Task prompt -> Locate each line of the material that contains "text", then return it.

Records supplied ->
————————

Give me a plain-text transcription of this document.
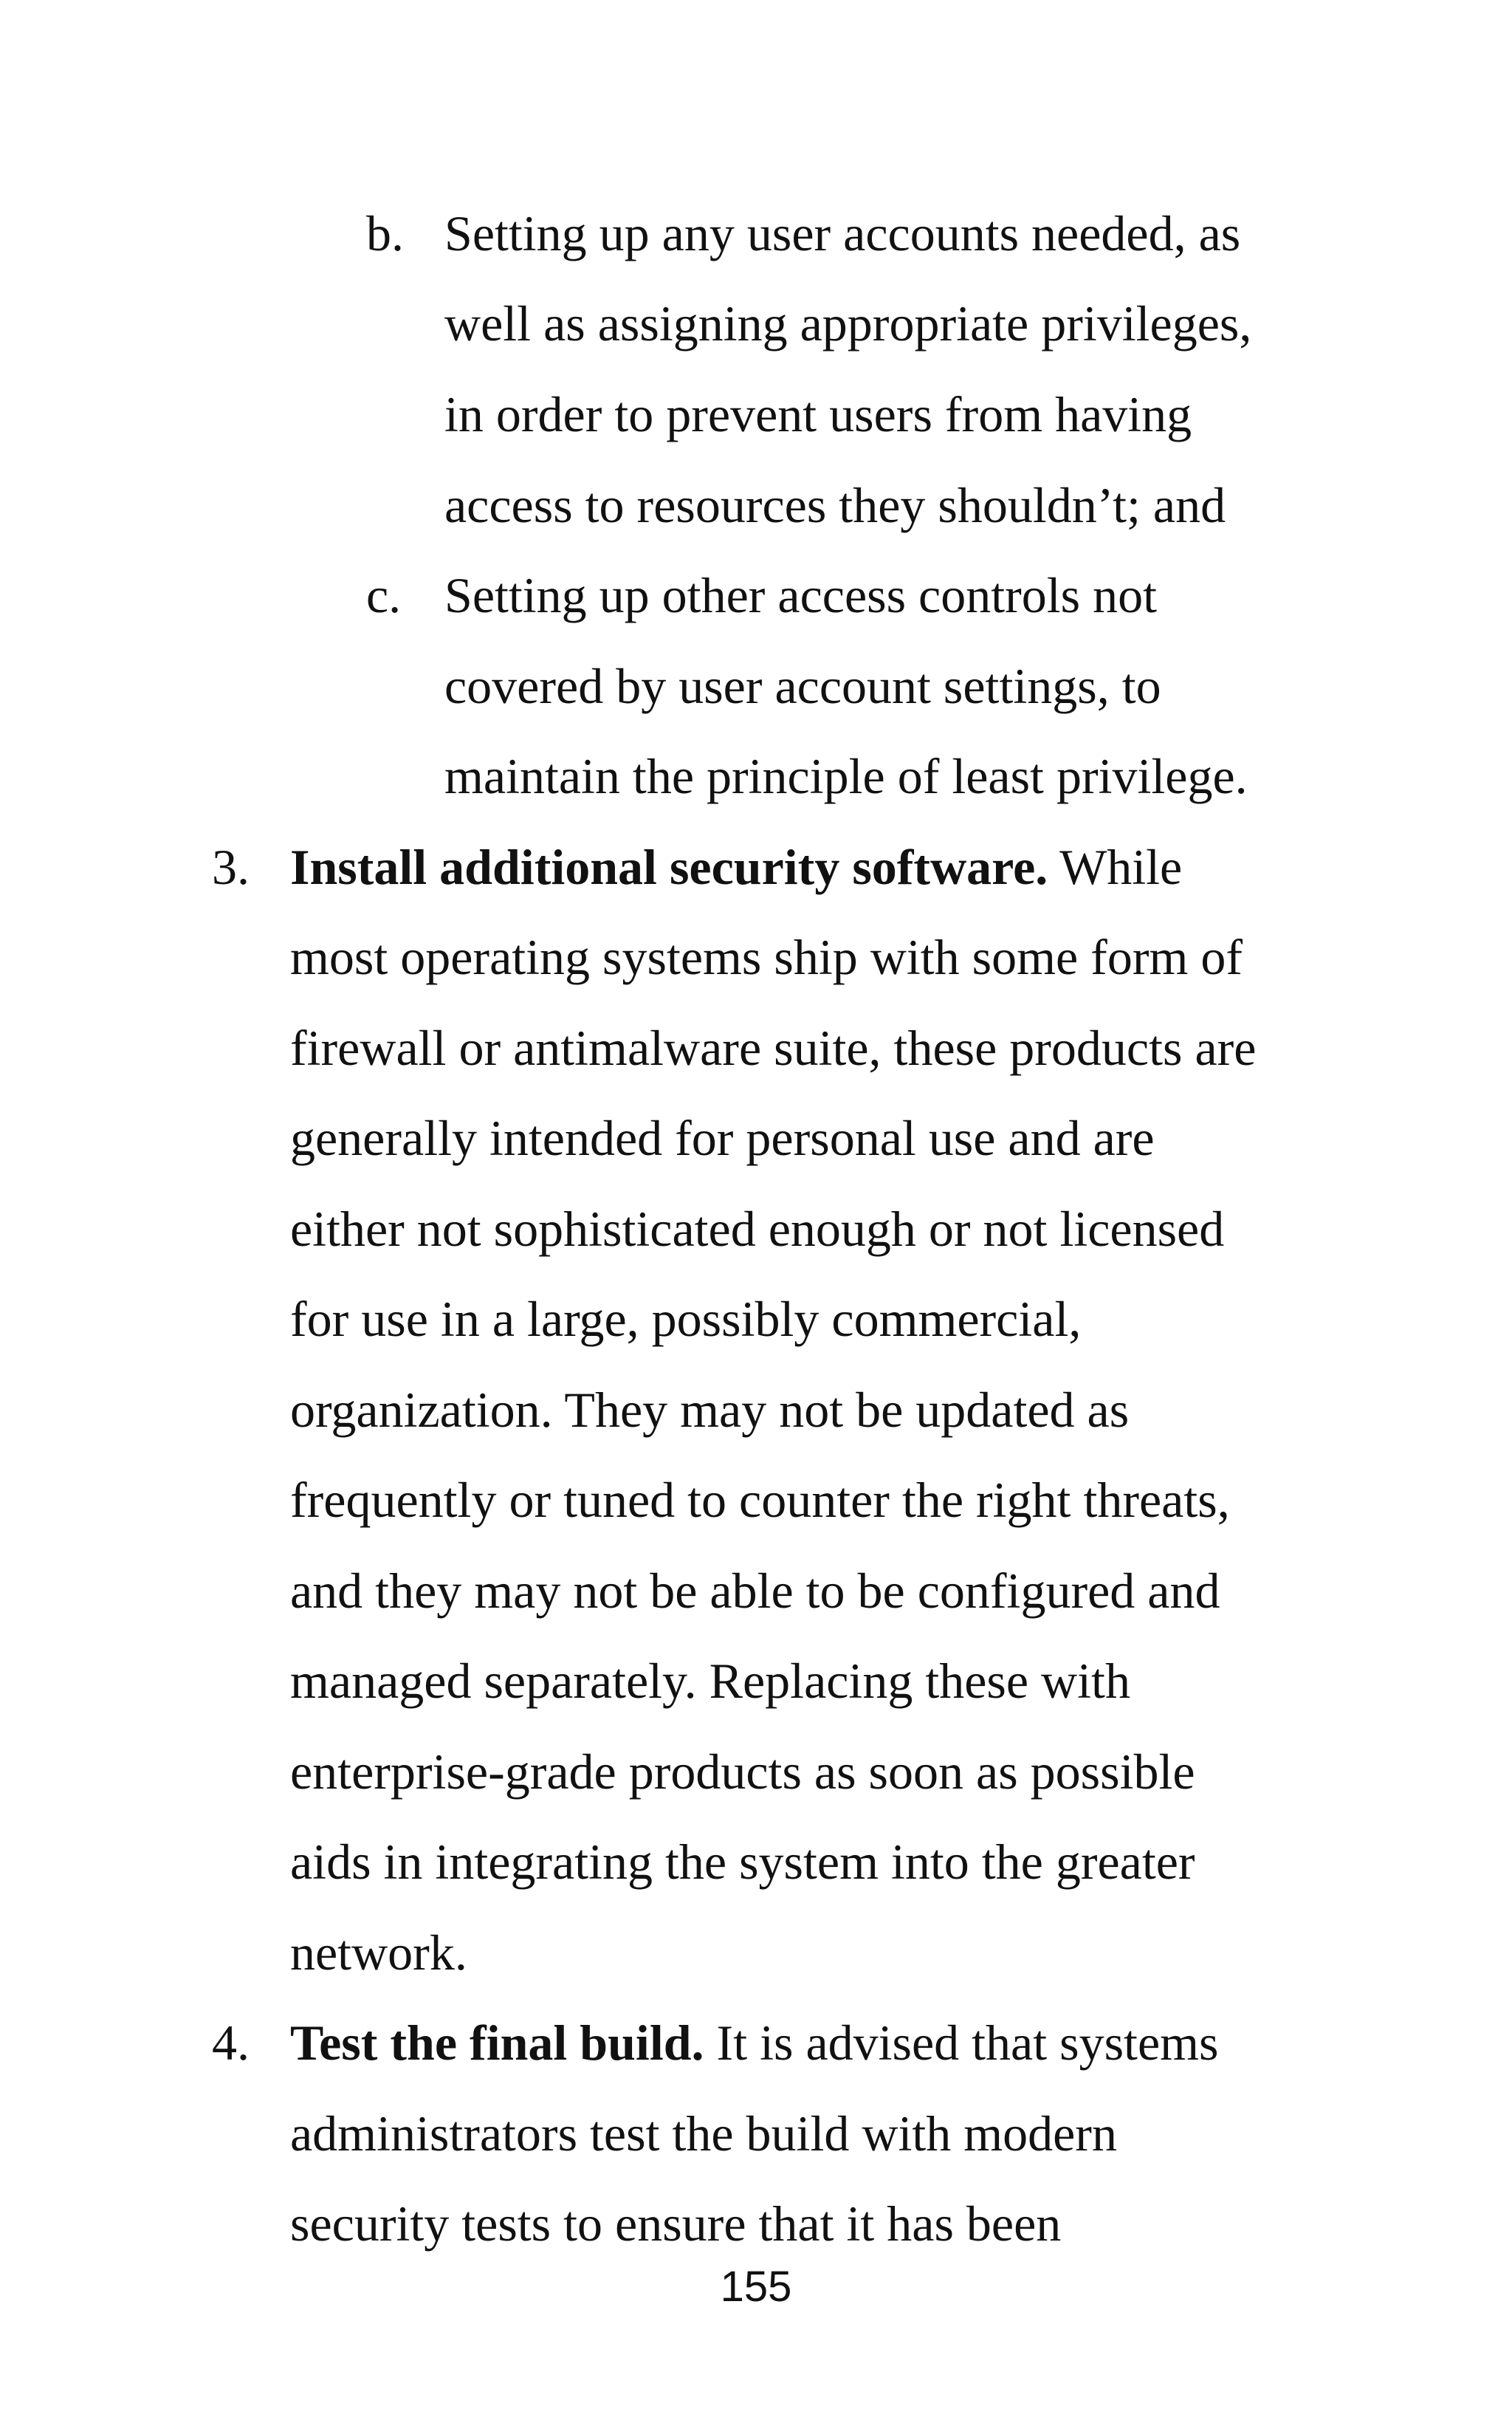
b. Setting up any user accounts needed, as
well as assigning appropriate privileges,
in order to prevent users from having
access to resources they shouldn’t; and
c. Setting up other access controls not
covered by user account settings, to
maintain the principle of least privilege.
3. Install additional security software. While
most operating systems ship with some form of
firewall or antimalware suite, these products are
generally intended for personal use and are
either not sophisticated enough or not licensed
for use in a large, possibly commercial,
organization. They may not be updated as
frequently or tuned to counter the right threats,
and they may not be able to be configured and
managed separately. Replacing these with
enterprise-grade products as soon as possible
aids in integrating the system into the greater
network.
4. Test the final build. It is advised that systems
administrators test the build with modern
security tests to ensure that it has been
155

————————

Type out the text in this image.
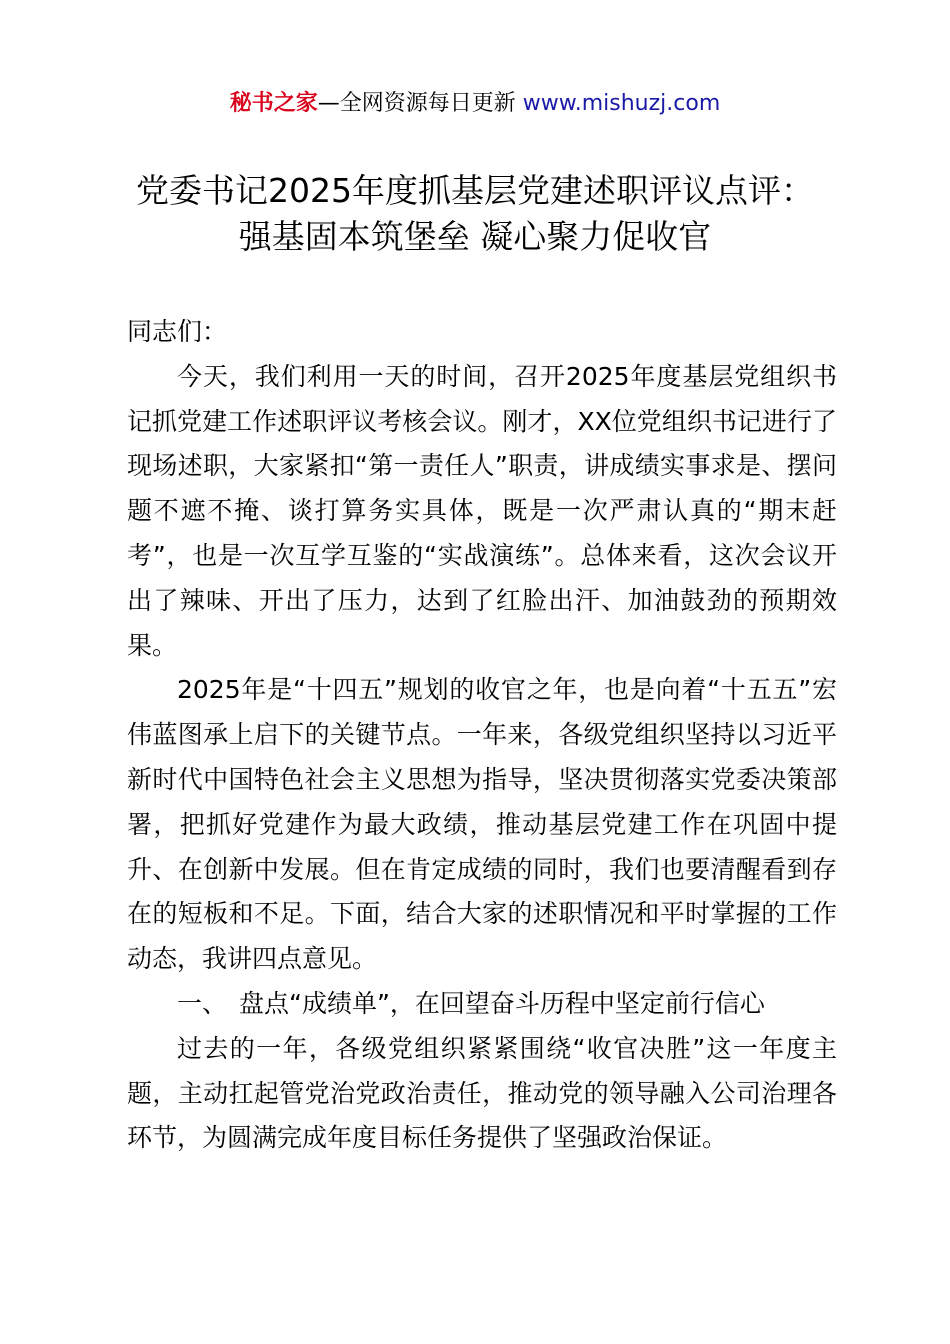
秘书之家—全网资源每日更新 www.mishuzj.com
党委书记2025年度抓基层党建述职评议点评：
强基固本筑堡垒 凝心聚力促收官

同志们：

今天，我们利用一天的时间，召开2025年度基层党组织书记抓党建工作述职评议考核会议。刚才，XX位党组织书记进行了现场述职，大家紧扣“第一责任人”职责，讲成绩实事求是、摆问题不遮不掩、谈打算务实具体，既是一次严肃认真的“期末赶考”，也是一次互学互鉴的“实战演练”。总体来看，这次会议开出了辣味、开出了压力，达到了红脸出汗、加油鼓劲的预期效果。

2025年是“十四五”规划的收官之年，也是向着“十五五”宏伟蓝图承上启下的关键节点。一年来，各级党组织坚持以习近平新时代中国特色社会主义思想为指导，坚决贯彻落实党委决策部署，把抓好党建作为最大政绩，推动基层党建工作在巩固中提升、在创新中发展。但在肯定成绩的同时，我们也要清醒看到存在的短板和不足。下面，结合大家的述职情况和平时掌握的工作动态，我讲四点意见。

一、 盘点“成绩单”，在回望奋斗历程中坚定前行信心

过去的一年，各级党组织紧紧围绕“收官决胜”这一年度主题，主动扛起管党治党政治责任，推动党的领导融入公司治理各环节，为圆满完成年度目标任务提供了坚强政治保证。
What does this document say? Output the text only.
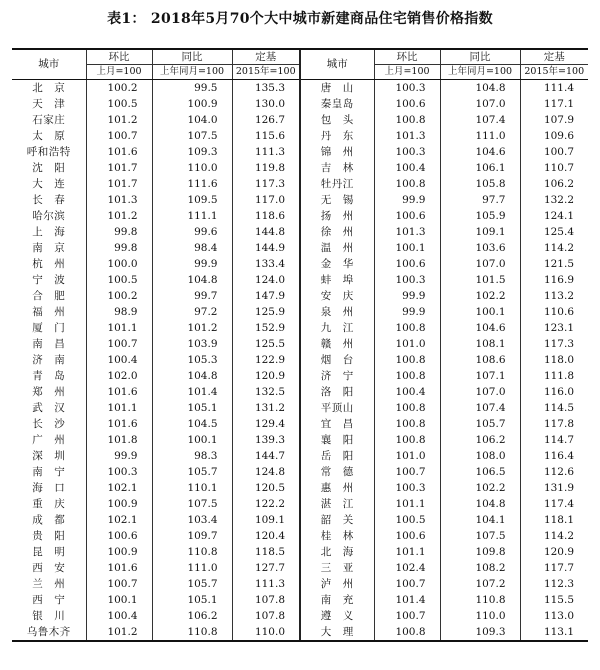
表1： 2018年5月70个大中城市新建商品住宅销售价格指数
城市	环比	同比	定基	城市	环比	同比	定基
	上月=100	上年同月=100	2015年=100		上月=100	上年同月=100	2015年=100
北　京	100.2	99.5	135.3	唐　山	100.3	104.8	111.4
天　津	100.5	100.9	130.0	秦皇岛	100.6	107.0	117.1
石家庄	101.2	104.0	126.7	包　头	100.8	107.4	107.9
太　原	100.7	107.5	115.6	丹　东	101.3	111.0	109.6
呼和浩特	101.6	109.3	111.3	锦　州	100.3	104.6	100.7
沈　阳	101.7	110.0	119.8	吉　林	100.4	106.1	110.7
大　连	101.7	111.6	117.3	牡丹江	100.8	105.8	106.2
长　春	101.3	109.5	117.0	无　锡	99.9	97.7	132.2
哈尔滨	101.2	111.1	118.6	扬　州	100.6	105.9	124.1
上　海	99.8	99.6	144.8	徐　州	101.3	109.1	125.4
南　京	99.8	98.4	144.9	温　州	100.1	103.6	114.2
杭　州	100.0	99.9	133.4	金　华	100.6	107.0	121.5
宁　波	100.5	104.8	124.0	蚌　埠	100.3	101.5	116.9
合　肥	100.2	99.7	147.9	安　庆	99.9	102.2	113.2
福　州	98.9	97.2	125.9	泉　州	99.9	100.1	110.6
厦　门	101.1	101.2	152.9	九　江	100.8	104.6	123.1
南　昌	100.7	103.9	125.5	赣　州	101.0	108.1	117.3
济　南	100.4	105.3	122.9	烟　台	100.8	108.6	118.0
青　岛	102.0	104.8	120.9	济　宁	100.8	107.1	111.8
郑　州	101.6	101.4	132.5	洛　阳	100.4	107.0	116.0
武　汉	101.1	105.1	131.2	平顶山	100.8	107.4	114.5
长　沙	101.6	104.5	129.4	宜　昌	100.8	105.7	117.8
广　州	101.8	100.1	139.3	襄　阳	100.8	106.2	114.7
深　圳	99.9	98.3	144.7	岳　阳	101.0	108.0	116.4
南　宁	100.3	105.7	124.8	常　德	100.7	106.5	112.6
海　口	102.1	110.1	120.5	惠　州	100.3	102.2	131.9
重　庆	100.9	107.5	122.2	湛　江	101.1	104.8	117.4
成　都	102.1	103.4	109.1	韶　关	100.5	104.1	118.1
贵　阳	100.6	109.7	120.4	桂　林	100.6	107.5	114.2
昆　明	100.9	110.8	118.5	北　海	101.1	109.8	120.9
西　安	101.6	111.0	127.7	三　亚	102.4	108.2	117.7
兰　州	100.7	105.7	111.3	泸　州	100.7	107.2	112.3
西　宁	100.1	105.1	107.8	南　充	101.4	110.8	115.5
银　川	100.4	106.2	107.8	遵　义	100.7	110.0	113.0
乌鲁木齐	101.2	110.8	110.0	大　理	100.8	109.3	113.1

————————

Exercise response ->
Give me a plain-text transcription of this document.
Type out the text in this image.
What does this document say? Output the text only.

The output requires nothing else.